## Instructions for the task
Each entry below must be repeated word for word.

━━━━━ Material for this exercise ━━━━━

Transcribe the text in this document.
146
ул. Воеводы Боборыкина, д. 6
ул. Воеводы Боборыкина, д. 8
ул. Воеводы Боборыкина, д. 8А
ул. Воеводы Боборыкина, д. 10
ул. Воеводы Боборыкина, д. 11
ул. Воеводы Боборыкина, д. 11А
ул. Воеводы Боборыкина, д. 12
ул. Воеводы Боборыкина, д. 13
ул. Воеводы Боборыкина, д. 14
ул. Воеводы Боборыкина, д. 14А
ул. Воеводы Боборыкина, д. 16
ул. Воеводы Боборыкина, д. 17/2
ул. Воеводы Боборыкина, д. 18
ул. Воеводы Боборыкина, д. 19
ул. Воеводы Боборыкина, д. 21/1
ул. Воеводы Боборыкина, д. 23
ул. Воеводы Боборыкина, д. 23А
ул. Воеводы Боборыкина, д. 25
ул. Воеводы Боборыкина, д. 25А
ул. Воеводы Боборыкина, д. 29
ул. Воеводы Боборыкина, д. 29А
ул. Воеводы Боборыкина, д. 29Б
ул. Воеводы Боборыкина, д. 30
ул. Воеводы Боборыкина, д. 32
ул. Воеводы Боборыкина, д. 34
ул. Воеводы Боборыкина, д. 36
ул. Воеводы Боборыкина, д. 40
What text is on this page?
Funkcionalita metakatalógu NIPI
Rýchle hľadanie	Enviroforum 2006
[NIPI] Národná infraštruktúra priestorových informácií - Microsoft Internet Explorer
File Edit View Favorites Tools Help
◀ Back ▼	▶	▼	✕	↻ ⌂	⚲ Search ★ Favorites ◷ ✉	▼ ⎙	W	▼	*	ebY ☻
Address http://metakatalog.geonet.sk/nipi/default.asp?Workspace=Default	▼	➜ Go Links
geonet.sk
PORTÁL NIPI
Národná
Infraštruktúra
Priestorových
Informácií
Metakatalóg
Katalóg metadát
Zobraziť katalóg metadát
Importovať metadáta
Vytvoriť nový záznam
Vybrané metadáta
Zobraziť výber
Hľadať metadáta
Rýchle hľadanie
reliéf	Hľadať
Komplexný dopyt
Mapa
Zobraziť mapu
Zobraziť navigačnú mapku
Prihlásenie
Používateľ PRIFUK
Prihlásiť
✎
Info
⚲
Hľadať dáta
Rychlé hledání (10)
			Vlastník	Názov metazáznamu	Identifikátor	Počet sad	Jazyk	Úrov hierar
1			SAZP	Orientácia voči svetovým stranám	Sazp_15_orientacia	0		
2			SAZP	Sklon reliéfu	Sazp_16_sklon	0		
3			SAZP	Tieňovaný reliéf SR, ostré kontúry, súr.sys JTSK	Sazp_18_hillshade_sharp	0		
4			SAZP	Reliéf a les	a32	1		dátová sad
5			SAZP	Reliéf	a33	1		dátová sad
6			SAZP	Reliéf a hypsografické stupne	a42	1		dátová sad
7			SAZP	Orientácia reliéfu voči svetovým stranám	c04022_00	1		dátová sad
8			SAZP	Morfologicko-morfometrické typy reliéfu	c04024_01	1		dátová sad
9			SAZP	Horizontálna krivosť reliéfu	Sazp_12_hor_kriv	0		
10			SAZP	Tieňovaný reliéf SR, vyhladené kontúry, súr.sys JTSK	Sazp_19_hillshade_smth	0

━━━━━

## Task response
Transcribe the text in this document.
146
ул. Воеводы Боборыкина, д. 6
ул. Воеводы Боборыкина, д. 8
ул. Воеводы Боборыкина, д. 8А
ул. Воеводы Боборыкина, д. 10
ул. Воеводы Боборыкина, д. 11
ул. Воеводы Боборыкина, д. 11А
ул. Воеводы Боборыкина, д. 12
ул. Воеводы Боборыкина, д. 13
ул. Воеводы Боборыкина, д. 14
ул. Воеводы Боборыкина, д. 14А
ул. Воеводы Боборыкина, д. 16
ул. Воеводы Боборыкина, д. 17/2
ул. Воеводы Боборыкина, д. 18
ул. Воеводы Боборыкина, д. 19
ул. Воеводы Боборыкина, д. 21/1
ул. Воеводы Боборыкина, д. 23
ул. Воеводы Боборыкина, д. 23А
ул. Воеводы Боборыкина, д. 25
ул. Воеводы Боборыкина, д. 25А
ул. Воеводы Боборыкина, д. 29
ул. Воеводы Боборыкина, д. 29А
ул. Воеводы Боборыкина, д. 29Б
ул. Воеводы Боборыкина, д. 30
ул. Воеводы Боборыкина, д. 32
ул. Воеводы Боборыкина, д. 34
ул. Воеводы Боборыкина, д. 36
ул. Воеводы Боборыкина, д. 40
What text is on this page?
Funkcionalita metakatalógu NIPI
Rýchle hľadanie	Enviroforum 2006
[NIPI] Národná infraštruktúra priestorových informácií - Microsoft Internet Explorer
File Edit View Favorites Tools Help
◀ Back ▼	▶	▼	✕	↻ ⌂	⚲ Search ★ Favorites ◷ ✉	▼ ⎙	W	▼	*	ebY ☻
Address http://metakatalog.geonet.sk/nipi/default.asp?Workspace=Default	▼	➜ Go Links
geonet.sk
PORTÁL NIPI
Národná
Infraštruktúra
Priestorových
Informácií
Metakatalóg
Katalóg metadát
Zobraziť katalóg metadát
Importovať metadáta
Vytvoriť nový záznam
Vybrané metadáta
Zobraziť výber
Hľadať metadáta
Rýchle hľadanie
reliéf	Hľadať
Komplexný dopyt
Mapa
Zobraziť mapu
Zobraziť navigačnú mapku
Prihlásenie
Používateľ PRIFUK
Prihlásiť
✎
Info
⚲
Hľadať dáta
Rychlé hledání (10)
			Vlastník	Názov metazáznamu	Identifikátor	Počet sad	Jazyk	Úrov hierar
1			SAZP	Orientácia voči svetovým stranám	Sazp_15_orientacia	0		
2			SAZP	Sklon reliéfu	Sazp_16_sklon	0		
3			SAZP	Tieňovaný reliéf SR, ostré kontúry, súr.sys JTSK	Sazp_18_hillshade_sharp	0		
4			SAZP	Reliéf a les	a32	1		dátová sad
5			SAZP	Reliéf	a33	1		dátová sad
6			SAZP	Reliéf a hypsografické stupne	a42	1		dátová sad
7			SAZP	Orientácia reliéfu voči svetovým stranám	c04022_00	1		dátová sad
8			SAZP	Morfologicko-morfometrické typy reliéfu	c04024_01	1		dátová sad
9			SAZP	Horizontálna krivosť reliéfu	Sazp_12_hor_kriv	0		
10			SAZP	Tieňovaný reliéf SR, vyhladené kontúry, súr.sys JTSK	Sazp_19_hillshade_smth	0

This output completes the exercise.